RECORDS PROVIDED below:

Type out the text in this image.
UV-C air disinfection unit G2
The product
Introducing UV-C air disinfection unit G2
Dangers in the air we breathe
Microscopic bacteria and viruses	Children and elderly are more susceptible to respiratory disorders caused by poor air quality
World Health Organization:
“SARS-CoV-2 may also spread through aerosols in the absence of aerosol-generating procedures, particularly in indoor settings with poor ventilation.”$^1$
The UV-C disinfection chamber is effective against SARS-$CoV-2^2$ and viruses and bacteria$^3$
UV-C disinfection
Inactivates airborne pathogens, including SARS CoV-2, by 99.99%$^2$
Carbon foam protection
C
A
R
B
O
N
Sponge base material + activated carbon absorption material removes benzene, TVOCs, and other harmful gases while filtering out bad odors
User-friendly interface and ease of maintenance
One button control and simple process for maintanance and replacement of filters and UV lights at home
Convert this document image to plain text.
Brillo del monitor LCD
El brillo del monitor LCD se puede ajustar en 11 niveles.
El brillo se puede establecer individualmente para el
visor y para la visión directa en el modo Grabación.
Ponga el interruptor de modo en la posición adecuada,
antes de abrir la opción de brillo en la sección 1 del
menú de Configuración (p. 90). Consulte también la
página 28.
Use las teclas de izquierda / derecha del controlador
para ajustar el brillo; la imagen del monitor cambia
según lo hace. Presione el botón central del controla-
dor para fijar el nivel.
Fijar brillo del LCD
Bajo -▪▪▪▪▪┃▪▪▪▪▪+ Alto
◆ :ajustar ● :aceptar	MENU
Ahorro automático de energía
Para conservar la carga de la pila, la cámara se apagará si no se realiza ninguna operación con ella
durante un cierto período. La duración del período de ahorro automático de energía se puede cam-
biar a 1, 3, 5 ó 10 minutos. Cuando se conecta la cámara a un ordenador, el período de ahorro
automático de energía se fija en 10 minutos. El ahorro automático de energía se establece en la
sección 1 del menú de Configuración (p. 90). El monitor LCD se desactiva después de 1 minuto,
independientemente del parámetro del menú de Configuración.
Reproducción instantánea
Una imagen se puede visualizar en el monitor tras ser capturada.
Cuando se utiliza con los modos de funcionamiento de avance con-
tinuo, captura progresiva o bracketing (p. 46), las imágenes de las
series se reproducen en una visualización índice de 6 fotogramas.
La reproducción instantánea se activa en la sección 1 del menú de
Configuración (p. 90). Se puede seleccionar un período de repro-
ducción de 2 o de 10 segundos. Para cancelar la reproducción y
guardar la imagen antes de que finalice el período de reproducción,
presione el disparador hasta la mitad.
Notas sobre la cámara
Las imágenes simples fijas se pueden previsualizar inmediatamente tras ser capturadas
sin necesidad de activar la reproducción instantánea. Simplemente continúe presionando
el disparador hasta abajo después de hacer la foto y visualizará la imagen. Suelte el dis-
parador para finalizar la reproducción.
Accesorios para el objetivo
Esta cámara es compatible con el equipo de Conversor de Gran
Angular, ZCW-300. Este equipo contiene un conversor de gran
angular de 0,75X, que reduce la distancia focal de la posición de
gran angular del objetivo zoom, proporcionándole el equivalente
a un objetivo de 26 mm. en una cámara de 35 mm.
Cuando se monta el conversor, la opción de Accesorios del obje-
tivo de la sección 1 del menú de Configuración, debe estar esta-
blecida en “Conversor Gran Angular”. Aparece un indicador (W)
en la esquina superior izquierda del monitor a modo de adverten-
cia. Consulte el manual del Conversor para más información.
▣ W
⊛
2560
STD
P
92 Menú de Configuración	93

End of RECORDS PROVIDED.

■ HOW TO COMPLETE THIS TASK ■
The material above must be output in full. Keep every word as it is.

■ SOLUTION FOR THIS EXERCISE ■
Type out the text in this image.
UV-C air disinfection unit G2
The product
Introducing UV-C air disinfection unit G2
Dangers in the air we breathe
Microscopic bacteria and viruses	Children and elderly are more susceptible to respiratory disorders caused by poor air quality
World Health Organization:
“SARS-CoV-2 may also spread through aerosols in the absence of aerosol-generating procedures, particularly in indoor settings with poor ventilation.”$^1$
The UV-C disinfection chamber is effective against SARS-$CoV-2^2$ and viruses and bacteria$^3$
UV-C disinfection
Inactivates airborne pathogens, including SARS CoV-2, by 99.99%$^2$
Carbon foam protection
C
A
R
B
O
N
Sponge base material + activated carbon absorption material removes benzene, TVOCs, and other harmful gases while filtering out bad odors
User-friendly interface and ease of maintenance
One button control and simple process for maintanance and replacement of filters and UV lights at home
Convert this document image to plain text.
Brillo del monitor LCD
El brillo del monitor LCD se puede ajustar en 11 niveles.
El brillo se puede establecer individualmente para el
visor y para la visión directa en el modo Grabación.
Ponga el interruptor de modo en la posición adecuada,
antes de abrir la opción de brillo en la sección 1 del
menú de Configuración (p. 90). Consulte también la
página 28.
Use las teclas de izquierda / derecha del controlador
para ajustar el brillo; la imagen del monitor cambia
según lo hace. Presione el botón central del controla-
dor para fijar el nivel.
Fijar brillo del LCD
Bajo -▪▪▪▪▪┃▪▪▪▪▪+ Alto
◆ :ajustar ● :aceptar	MENU
Ahorro automático de energía
Para conservar la carga de la pila, la cámara se apagará si no se realiza ninguna operación con ella
durante un cierto período. La duración del período de ahorro automático de energía se puede cam-
biar a 1, 3, 5 ó 10 minutos. Cuando se conecta la cámara a un ordenador, el período de ahorro
automático de energía se fija en 10 minutos. El ahorro automático de energía se establece en la
sección 1 del menú de Configuración (p. 90). El monitor LCD se desactiva después de 1 minuto,
independientemente del parámetro del menú de Configuración.
Reproducción instantánea
Una imagen se puede visualizar en el monitor tras ser capturada.
Cuando se utiliza con los modos de funcionamiento de avance con-
tinuo, captura progresiva o bracketing (p. 46), las imágenes de las
series se reproducen en una visualización índice de 6 fotogramas.
La reproducción instantánea se activa en la sección 1 del menú de
Configuración (p. 90). Se puede seleccionar un período de repro-
ducción de 2 o de 10 segundos. Para cancelar la reproducción y
guardar la imagen antes de que finalice el período de reproducción,
presione el disparador hasta la mitad.
Notas sobre la cámara
Las imágenes simples fijas se pueden previsualizar inmediatamente tras ser capturadas
sin necesidad de activar la reproducción instantánea. Simplemente continúe presionando
el disparador hasta abajo después de hacer la foto y visualizará la imagen. Suelte el dis-
parador para finalizar la reproducción.
Accesorios para el objetivo
Esta cámara es compatible con el equipo de Conversor de Gran
Angular, ZCW-300. Este equipo contiene un conversor de gran
angular de 0,75X, que reduce la distancia focal de la posición de
gran angular del objetivo zoom, proporcionándole el equivalente
a un objetivo de 26 mm. en una cámara de 35 mm.
Cuando se monta el conversor, la opción de Accesorios del obje-
tivo de la sección 1 del menú de Configuración, debe estar esta-
blecida en “Conversor Gran Angular”. Aparece un indicador (W)
en la esquina superior izquierda del monitor a modo de adverten-
cia. Consulte el manual del Conversor para más información.
▣ W
⊛
2560
STD
P
92 Menú de Configuración	93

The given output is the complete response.